DATA FOR PROCESSING start

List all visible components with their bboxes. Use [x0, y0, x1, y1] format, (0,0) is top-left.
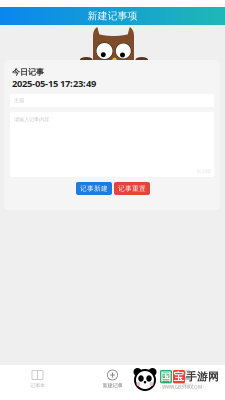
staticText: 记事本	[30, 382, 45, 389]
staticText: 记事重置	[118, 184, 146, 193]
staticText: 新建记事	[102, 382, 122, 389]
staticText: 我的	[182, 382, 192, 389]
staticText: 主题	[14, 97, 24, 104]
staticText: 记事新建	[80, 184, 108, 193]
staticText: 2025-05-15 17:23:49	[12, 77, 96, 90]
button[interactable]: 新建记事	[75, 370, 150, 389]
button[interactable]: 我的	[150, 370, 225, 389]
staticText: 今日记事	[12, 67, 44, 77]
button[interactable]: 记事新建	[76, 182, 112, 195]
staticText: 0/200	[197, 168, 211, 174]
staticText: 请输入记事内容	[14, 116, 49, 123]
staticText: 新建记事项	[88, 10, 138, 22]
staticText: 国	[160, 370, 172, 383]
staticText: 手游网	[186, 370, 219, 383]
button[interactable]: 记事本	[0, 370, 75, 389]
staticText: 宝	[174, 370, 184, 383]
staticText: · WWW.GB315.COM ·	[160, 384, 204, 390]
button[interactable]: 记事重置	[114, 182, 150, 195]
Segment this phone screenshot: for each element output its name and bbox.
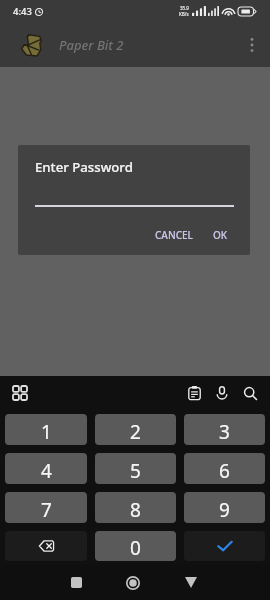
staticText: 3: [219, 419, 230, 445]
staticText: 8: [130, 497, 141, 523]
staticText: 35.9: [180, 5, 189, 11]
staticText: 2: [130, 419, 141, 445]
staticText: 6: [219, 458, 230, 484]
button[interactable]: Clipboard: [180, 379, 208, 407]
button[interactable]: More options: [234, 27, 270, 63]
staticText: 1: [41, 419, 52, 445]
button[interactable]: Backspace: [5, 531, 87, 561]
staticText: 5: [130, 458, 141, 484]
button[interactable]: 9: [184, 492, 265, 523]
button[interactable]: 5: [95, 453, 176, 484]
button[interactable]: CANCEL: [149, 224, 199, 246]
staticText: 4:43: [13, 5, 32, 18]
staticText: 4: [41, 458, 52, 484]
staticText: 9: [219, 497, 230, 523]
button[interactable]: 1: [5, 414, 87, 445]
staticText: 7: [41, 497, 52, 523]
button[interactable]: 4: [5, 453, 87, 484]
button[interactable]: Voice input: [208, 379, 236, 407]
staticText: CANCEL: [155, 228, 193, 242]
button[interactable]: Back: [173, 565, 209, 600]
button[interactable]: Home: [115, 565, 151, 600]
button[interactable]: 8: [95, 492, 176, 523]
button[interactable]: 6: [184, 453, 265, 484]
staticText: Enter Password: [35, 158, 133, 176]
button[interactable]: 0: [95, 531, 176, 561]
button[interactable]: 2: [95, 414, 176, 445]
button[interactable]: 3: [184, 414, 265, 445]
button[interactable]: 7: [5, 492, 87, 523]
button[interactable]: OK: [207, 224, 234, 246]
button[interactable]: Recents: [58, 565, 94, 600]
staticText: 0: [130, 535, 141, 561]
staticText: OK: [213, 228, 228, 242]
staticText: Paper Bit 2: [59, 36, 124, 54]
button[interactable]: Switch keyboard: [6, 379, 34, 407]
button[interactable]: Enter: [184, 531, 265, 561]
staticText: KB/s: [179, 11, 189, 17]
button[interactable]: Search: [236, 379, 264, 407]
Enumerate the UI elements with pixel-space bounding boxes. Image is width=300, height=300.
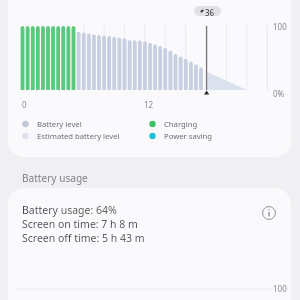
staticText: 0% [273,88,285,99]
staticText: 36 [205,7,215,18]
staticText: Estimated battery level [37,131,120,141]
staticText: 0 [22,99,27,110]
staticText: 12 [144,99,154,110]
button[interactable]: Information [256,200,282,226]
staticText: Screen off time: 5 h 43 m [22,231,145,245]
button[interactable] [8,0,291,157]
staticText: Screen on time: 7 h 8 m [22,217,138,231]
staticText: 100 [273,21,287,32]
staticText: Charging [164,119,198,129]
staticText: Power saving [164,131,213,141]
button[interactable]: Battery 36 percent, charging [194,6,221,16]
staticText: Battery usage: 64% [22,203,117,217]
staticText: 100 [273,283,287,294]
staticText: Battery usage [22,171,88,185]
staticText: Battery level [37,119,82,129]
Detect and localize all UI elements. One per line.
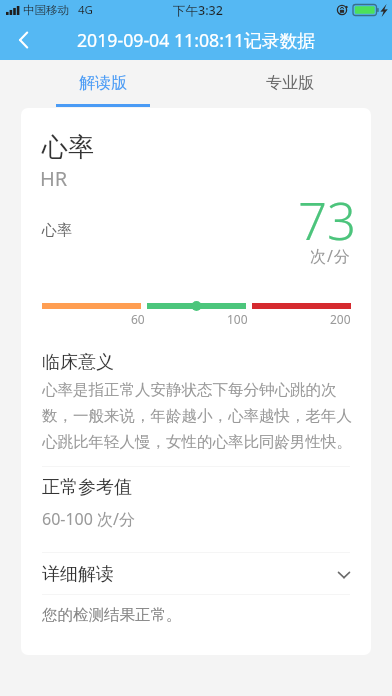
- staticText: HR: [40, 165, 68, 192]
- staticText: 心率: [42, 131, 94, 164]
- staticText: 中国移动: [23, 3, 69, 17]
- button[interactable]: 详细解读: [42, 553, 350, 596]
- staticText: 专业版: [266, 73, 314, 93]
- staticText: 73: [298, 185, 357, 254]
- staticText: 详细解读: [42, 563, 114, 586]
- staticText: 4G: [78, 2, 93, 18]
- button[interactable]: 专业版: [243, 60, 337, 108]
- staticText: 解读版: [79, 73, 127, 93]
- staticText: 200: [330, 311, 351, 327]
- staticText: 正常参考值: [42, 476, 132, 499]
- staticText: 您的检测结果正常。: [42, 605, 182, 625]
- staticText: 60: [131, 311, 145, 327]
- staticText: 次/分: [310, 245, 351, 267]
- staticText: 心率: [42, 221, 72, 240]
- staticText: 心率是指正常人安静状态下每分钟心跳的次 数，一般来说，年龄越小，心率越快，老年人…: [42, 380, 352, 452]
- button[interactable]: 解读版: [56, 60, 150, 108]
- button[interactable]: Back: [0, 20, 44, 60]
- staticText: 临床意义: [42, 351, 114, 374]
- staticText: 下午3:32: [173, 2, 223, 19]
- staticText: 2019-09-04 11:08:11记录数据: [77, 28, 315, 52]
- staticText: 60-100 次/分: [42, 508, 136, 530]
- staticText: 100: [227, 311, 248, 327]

DATA FOR PROCESSING end

Give the entries again, starting at the beginning of the entries and ending with the line that contains "Segment this phone", with every "staticText" changed to "label" and everything else unchanged. Leave the pictures out.

_FINISHED TASK_
List all visible components with their bboxes. Use [x0, y0, x1, y1] format, (0,0) is top-left.
label: 记事本	[30, 382, 45, 389]
label: 记事重置	[118, 184, 146, 193]
label: 新建记事	[102, 382, 122, 389]
label: 我的	[182, 382, 192, 389]
label: 主题	[14, 97, 24, 104]
label: 记事新建	[80, 184, 108, 193]
label: 2025-05-15 17:23:49	[12, 77, 96, 90]
button[interactable]: 新建记事	[75, 370, 150, 389]
button[interactable]: 我的	[150, 370, 225, 389]
label: 今日记事	[12, 67, 44, 77]
button[interactable]: 记事新建	[76, 182, 112, 195]
label: 0/200	[197, 168, 211, 174]
label: 请输入记事内容	[14, 116, 49, 123]
label: 新建记事项	[88, 10, 138, 22]
label: 国	[160, 370, 172, 383]
label: 手游网	[186, 370, 219, 383]
button[interactable]: 记事本	[0, 370, 75, 389]
label: 宝	[174, 370, 184, 383]
label: · WWW.GB315.COM ·	[160, 384, 204, 390]
button[interactable]: 记事重置	[114, 182, 150, 195]
Segment this phone screenshot: for each element output its name and bbox.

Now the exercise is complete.